--- WHAT YOU ARE ASKED TO DO ---
Return each line of the data below exactly, omitting any pictures.

--- THE DATA ---
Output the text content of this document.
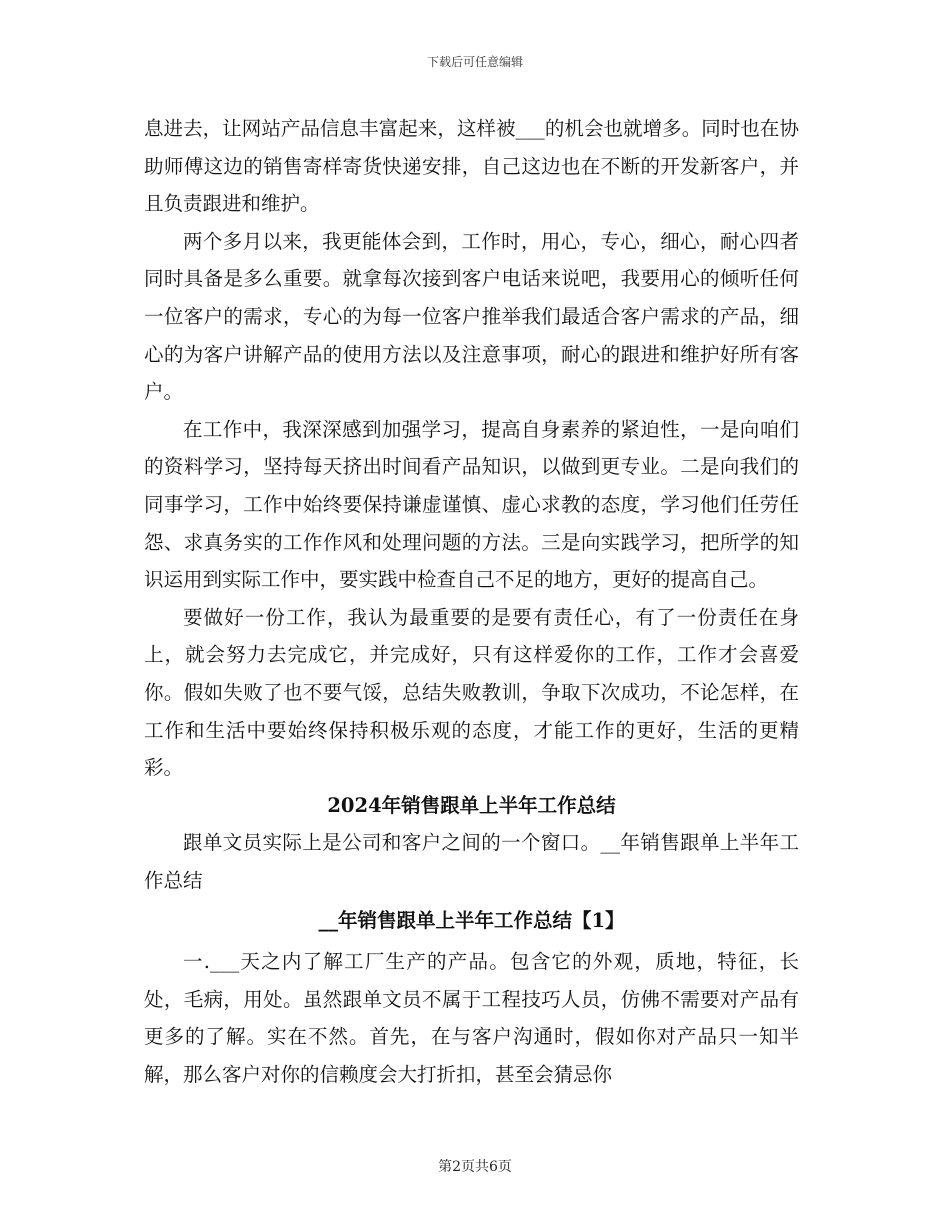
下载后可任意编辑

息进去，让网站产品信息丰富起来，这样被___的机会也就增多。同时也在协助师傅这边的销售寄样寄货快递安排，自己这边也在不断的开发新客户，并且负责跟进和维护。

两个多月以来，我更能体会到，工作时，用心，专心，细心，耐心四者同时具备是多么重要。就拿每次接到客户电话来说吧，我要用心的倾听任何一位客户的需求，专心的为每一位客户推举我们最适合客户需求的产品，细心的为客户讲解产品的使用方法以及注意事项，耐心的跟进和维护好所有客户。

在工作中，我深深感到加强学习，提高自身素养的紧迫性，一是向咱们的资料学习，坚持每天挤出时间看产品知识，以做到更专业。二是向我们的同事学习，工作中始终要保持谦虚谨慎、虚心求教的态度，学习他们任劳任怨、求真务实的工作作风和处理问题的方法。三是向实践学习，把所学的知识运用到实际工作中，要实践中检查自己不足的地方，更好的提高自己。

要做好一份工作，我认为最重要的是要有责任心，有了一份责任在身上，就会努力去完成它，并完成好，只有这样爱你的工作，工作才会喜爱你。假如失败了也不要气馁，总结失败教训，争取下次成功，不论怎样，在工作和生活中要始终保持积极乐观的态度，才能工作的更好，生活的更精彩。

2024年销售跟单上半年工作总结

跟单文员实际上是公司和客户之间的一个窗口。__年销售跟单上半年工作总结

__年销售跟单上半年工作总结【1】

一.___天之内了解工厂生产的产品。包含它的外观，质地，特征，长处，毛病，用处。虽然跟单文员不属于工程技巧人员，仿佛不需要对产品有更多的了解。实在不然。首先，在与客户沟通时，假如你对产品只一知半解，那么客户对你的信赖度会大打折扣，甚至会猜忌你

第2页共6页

--- CORRECT RESULT ---
Output the text content of this document.
下载后可任意编辑

息进去，让网站产品信息丰富起来，这样被___的机会也就增多。同时也在协助师傅这边的销售寄样寄货快递安排，自己这边也在不断的开发新客户，并且负责跟进和维护。

两个多月以来，我更能体会到，工作时，用心，专心，细心，耐心四者同时具备是多么重要。就拿每次接到客户电话来说吧，我要用心的倾听任何一位客户的需求，专心的为每一位客户推举我们最适合客户需求的产品，细心的为客户讲解产品的使用方法以及注意事项，耐心的跟进和维护好所有客户。

在工作中，我深深感到加强学习，提高自身素养的紧迫性，一是向咱们的资料学习，坚持每天挤出时间看产品知识，以做到更专业。二是向我们的同事学习，工作中始终要保持谦虚谨慎、虚心求教的态度，学习他们任劳任怨、求真务实的工作作风和处理问题的方法。三是向实践学习，把所学的知识运用到实际工作中，要实践中检查自己不足的地方，更好的提高自己。

要做好一份工作，我认为最重要的是要有责任心，有了一份责任在身上，就会努力去完成它，并完成好，只有这样爱你的工作，工作才会喜爱你。假如失败了也不要气馁，总结失败教训，争取下次成功，不论怎样，在工作和生活中要始终保持积极乐观的态度，才能工作的更好，生活的更精彩。

2024年销售跟单上半年工作总结

跟单文员实际上是公司和客户之间的一个窗口。__年销售跟单上半年工作总结

__年销售跟单上半年工作总结【1】

一.___天之内了解工厂生产的产品。包含它的外观，质地，特征，长处，毛病，用处。虽然跟单文员不属于工程技巧人员，仿佛不需要对产品有更多的了解。实在不然。首先，在与客户沟通时，假如你对产品只一知半解，那么客户对你的信赖度会大打折扣，甚至会猜忌你

第2页共6页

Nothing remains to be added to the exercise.